### CHALLENGE
Present each line of the entries below that holds the word "организациями".

**** SUPPLIED ENTRIES

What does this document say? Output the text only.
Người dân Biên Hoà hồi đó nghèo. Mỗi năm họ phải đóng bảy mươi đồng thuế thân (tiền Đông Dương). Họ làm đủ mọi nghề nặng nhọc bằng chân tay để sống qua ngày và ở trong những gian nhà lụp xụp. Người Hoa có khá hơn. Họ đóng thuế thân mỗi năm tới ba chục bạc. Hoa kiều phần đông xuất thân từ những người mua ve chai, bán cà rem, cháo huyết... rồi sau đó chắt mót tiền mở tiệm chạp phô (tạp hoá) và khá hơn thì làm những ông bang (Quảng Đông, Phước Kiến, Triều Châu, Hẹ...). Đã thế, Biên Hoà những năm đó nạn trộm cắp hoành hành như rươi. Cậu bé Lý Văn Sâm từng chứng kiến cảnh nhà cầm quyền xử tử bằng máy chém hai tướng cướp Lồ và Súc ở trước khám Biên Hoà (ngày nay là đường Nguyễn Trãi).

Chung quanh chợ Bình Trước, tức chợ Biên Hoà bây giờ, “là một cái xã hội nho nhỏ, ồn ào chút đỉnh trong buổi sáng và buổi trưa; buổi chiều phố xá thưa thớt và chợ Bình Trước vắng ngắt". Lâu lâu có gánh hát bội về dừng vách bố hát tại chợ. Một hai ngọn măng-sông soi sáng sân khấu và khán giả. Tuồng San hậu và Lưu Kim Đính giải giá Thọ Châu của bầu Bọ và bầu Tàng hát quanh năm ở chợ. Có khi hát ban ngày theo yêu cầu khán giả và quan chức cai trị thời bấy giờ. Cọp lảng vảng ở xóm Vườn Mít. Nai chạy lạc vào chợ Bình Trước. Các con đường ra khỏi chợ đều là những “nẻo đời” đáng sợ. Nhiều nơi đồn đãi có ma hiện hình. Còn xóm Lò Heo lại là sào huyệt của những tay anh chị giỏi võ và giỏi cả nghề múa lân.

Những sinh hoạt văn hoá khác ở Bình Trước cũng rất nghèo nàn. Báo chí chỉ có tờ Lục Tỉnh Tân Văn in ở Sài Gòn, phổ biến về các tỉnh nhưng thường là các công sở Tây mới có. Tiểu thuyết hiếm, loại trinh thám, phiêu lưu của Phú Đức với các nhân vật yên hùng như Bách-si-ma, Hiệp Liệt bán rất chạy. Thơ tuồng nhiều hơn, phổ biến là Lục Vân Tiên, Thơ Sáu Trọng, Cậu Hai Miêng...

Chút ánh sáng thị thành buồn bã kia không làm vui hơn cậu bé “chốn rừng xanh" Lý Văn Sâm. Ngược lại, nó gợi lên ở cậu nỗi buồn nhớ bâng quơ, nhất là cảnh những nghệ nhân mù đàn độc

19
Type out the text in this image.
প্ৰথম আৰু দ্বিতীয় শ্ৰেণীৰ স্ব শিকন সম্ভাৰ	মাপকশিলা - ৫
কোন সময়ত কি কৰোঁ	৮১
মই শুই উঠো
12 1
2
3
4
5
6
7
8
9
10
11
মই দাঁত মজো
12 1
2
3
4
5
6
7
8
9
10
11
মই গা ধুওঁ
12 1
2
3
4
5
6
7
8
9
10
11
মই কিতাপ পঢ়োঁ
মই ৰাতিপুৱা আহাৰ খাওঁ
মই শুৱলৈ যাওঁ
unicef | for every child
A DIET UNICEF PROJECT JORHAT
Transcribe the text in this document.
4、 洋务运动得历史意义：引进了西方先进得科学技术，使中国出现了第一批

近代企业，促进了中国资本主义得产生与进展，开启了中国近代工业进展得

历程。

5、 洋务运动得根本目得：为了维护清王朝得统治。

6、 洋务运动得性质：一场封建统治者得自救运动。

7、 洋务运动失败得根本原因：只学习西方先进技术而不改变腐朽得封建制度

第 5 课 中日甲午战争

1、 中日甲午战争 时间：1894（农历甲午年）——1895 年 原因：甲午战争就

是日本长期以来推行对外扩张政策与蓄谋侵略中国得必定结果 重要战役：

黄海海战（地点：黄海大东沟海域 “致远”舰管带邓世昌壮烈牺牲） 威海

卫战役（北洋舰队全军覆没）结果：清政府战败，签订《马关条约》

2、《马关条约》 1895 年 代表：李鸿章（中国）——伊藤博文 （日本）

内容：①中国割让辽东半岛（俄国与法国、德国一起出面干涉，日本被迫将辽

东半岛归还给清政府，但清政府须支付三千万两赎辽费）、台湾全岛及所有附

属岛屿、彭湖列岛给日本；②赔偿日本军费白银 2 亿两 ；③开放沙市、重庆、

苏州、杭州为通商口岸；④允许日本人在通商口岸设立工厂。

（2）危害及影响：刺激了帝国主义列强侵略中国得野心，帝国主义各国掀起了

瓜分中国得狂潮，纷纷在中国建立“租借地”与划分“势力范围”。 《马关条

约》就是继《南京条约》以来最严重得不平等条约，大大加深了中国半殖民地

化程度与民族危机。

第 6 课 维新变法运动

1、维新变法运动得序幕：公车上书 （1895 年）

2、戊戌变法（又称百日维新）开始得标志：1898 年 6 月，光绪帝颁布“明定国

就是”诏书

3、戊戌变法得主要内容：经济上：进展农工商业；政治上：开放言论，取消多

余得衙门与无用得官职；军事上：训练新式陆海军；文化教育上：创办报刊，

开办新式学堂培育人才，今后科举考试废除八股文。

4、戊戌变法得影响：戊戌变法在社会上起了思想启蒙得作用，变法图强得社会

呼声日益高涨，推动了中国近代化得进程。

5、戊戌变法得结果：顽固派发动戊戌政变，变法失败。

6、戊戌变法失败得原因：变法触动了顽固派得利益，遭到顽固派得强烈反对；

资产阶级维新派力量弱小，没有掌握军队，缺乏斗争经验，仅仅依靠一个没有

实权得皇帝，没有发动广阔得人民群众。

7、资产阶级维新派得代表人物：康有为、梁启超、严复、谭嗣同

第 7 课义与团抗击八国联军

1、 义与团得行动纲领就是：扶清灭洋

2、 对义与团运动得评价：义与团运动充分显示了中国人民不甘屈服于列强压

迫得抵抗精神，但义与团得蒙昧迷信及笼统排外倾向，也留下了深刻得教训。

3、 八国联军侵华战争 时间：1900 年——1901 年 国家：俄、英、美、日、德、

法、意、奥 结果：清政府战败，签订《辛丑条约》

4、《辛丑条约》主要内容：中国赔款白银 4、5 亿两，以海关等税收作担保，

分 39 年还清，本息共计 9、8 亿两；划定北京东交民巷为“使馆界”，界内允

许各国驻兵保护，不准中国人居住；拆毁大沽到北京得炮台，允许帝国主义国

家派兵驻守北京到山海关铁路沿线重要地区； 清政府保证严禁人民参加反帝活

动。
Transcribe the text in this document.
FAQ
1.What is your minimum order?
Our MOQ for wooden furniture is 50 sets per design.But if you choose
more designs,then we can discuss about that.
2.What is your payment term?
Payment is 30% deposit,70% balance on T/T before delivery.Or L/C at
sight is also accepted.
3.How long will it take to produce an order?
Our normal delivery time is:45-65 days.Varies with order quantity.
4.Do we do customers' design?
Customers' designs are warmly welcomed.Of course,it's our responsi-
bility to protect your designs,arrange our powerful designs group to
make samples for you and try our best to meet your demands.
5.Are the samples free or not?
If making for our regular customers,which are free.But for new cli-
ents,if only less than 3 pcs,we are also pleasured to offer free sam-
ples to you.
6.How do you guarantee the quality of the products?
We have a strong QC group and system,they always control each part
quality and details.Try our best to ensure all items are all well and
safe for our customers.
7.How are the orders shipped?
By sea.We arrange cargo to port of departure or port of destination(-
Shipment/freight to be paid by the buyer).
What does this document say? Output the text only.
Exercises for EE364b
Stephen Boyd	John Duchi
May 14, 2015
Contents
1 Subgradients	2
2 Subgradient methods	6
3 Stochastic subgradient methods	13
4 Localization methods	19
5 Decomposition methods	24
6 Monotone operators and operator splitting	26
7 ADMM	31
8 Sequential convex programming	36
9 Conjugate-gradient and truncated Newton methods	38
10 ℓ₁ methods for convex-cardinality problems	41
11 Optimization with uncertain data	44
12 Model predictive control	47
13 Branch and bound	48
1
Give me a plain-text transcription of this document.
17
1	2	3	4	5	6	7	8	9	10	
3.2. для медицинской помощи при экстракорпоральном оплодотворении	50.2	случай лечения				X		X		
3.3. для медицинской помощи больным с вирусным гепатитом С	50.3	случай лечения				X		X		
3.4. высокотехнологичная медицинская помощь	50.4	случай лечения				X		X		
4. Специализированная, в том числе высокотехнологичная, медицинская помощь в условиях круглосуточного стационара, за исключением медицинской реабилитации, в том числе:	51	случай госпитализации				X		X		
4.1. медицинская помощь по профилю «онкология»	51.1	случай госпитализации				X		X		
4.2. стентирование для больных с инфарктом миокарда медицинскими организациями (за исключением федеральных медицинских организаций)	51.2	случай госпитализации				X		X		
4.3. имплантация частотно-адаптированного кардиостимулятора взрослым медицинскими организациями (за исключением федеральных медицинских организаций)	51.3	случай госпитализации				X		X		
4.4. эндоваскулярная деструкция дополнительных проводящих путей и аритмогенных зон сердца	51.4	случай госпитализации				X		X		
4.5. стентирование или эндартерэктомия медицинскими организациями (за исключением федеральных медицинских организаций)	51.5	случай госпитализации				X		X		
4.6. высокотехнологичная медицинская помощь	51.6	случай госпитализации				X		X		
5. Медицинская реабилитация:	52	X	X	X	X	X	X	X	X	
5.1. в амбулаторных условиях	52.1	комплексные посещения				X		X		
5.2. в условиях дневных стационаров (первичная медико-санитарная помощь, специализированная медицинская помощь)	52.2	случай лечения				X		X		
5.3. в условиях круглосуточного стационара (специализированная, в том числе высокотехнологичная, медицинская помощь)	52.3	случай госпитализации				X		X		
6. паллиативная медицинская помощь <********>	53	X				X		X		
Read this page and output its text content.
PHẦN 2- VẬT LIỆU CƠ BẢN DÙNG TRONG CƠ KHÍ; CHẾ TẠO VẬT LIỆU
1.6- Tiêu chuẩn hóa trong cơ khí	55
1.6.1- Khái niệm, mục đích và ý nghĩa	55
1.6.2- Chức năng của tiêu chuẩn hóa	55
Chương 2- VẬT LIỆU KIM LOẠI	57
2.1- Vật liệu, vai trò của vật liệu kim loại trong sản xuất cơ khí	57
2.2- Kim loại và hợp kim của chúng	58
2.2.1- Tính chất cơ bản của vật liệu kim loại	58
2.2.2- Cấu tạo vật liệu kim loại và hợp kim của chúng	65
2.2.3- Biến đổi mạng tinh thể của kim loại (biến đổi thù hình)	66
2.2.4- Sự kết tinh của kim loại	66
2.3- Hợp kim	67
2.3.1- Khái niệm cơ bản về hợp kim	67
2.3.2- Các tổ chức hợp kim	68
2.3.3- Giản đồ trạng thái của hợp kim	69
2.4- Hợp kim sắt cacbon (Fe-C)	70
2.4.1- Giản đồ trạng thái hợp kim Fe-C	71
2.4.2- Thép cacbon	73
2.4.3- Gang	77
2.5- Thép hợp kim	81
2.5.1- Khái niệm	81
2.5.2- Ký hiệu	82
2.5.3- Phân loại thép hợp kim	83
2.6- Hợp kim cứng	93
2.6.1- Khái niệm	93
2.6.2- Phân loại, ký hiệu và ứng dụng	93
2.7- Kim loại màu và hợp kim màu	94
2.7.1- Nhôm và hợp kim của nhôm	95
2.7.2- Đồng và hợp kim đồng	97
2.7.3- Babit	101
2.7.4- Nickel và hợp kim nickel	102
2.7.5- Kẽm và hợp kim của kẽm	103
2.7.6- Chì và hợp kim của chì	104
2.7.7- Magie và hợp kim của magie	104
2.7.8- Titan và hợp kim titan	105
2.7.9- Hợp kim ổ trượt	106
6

********

### OUTPUT FOR THIS EXERCISE
4.2. стентирование для больных с инфарктом миокарда медицинскими организациями (за исключением федеральных медицинских организаций)	51.2	случай госпитализации				X		X		
4.3. имплантация частотно-адаптированного кардиостимулятора взрослым медицинскими организациями (за исключением федеральных медицинских организаций)	51.3	случай госпитализации				X		X		
4.5. стентирование или эндартерэктомия медицинскими организациями (за исключением федеральных медицинских организаций)	51.5	случай госпитализации				X		X		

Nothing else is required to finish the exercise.